_Problem to work on:_
Rewrite the entries from the start through the line that contains "controls-row: Side by", swapping every "Diff Check AI" for "Text Compare Tool" and keeping everything else unchanged.

************

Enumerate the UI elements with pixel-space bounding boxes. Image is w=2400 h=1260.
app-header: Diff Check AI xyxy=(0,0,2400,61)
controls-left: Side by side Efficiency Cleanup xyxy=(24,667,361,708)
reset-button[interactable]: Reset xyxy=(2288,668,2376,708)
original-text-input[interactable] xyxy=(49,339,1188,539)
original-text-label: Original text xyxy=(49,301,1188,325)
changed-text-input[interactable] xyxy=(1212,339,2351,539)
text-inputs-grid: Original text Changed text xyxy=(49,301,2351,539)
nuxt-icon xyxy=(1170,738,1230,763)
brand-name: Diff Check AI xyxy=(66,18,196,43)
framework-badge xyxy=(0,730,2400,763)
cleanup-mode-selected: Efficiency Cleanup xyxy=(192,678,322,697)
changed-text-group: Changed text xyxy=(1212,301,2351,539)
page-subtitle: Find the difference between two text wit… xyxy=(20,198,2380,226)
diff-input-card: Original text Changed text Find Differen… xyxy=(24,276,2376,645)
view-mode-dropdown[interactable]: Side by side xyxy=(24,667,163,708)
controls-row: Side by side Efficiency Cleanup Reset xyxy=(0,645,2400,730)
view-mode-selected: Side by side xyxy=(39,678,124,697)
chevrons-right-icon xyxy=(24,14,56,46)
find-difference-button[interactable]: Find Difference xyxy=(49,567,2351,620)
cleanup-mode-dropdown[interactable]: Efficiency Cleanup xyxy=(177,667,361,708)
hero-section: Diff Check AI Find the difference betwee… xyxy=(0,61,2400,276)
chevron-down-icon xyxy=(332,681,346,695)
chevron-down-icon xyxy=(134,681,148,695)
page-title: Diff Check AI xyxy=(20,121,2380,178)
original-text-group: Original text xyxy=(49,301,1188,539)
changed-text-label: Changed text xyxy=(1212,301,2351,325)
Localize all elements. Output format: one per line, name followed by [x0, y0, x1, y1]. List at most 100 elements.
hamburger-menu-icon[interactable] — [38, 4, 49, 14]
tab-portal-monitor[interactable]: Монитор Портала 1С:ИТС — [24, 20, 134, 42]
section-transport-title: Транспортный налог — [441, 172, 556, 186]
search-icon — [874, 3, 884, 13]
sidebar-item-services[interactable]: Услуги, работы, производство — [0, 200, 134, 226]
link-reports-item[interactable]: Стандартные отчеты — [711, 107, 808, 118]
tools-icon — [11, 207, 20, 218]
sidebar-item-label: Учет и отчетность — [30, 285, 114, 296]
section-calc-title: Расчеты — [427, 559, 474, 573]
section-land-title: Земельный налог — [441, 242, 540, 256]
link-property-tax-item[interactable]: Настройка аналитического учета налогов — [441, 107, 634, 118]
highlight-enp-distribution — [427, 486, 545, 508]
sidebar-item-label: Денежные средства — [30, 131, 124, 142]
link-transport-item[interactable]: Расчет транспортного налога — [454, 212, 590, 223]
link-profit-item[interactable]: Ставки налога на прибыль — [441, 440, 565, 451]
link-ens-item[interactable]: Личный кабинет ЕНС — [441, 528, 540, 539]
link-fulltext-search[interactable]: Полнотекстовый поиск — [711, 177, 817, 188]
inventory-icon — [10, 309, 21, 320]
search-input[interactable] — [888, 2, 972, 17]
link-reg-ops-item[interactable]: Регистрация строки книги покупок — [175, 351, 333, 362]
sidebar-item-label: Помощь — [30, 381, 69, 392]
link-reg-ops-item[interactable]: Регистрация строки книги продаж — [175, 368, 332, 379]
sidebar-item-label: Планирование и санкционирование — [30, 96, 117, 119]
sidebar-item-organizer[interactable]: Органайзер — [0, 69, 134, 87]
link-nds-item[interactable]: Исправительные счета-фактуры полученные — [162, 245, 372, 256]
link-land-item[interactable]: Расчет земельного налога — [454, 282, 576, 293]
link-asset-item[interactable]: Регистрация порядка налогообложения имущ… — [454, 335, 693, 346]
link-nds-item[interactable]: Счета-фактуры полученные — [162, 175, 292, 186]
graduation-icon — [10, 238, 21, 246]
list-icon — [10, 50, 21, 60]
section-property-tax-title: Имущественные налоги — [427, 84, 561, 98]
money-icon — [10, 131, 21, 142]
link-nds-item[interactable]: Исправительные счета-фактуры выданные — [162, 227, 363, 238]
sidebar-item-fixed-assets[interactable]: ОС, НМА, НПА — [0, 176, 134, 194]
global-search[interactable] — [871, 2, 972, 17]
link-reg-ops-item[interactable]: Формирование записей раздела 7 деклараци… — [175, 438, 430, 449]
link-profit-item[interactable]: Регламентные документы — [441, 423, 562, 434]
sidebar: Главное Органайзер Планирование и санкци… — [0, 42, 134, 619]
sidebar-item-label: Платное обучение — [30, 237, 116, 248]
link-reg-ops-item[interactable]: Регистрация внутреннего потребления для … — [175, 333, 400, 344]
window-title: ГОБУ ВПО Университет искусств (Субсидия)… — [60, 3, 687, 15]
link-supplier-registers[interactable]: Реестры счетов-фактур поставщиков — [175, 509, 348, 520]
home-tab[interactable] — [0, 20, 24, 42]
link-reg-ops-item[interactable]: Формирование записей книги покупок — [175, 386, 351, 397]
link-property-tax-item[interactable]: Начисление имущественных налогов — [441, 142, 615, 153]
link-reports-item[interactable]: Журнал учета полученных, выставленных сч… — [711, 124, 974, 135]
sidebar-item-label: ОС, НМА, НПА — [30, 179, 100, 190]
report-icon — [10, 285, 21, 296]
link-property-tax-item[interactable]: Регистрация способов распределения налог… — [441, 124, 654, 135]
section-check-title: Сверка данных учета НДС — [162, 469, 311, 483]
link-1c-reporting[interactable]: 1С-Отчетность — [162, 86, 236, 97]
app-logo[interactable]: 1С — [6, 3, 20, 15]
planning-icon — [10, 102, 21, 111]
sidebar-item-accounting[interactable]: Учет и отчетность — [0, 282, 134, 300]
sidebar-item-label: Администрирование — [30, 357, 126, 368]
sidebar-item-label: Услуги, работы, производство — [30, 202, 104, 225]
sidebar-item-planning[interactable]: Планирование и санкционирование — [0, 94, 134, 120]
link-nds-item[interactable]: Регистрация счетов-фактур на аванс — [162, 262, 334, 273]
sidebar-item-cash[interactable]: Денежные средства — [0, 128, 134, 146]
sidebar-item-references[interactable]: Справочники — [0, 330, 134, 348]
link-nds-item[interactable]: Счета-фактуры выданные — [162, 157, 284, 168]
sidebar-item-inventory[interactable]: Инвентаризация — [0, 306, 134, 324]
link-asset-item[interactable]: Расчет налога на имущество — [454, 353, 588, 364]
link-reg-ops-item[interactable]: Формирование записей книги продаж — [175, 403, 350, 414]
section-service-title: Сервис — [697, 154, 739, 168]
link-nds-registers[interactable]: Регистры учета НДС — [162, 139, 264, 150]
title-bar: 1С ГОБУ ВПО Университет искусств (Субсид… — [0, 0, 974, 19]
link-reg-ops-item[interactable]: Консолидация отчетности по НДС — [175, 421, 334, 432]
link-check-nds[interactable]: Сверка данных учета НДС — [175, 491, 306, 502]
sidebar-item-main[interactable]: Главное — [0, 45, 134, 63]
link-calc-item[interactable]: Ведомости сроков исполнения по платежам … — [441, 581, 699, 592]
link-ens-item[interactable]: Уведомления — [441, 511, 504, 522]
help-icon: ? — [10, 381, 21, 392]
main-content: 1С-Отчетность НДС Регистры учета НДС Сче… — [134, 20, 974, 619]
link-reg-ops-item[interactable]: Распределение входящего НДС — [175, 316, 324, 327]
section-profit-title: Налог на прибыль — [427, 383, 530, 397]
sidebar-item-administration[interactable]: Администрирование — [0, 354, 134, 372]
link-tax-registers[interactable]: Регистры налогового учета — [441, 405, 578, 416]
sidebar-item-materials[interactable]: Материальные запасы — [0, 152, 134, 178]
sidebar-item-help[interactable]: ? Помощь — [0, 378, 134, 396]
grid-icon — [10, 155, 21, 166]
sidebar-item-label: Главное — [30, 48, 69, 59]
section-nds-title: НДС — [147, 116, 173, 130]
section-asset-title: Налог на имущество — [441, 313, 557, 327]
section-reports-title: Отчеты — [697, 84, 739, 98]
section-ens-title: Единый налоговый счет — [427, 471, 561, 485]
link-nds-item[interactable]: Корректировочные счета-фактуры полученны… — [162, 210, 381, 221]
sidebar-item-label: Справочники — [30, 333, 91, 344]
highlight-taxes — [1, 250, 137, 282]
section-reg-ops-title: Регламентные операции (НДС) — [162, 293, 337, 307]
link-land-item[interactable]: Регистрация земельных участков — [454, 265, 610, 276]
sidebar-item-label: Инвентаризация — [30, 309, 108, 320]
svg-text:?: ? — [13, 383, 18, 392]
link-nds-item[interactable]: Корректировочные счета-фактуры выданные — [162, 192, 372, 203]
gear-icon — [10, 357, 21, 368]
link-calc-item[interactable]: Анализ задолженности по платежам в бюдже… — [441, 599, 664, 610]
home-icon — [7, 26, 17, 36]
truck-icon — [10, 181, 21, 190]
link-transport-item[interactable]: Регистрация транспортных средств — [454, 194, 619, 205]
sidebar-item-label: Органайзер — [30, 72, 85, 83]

************

_The reply:_
Enumerate the UI elements with pixel-space bounding boxes. Image is w=2400 h=1260.
app-header: Text Compare Tool xyxy=(0,0,2400,61)
controls-left: Side by side Efficiency Cleanup xyxy=(24,667,361,708)
reset-button[interactable]: Reset xyxy=(2288,668,2376,708)
original-text-input[interactable] xyxy=(49,339,1188,539)
original-text-label: Original text xyxy=(49,301,1188,325)
changed-text-input[interactable] xyxy=(1212,339,2351,539)
text-inputs-grid: Original text Changed text xyxy=(49,301,2351,539)
nuxt-icon xyxy=(1170,738,1230,763)
brand-name: Text Compare Tool xyxy=(66,18,196,43)
framework-badge xyxy=(0,730,2400,763)
cleanup-mode-selected: Efficiency Cleanup xyxy=(192,678,322,697)
changed-text-group: Changed text xyxy=(1212,301,2351,539)
page-subtitle: Find the difference between two text wit… xyxy=(20,198,2380,226)
diff-input-card: Original text Changed text Find Differen… xyxy=(24,276,2376,645)
view-mode-dropdown[interactable]: Side by side xyxy=(24,667,163,708)
controls-row: Side by side Efficiency Cleanup Reset xyxy=(0,645,2400,730)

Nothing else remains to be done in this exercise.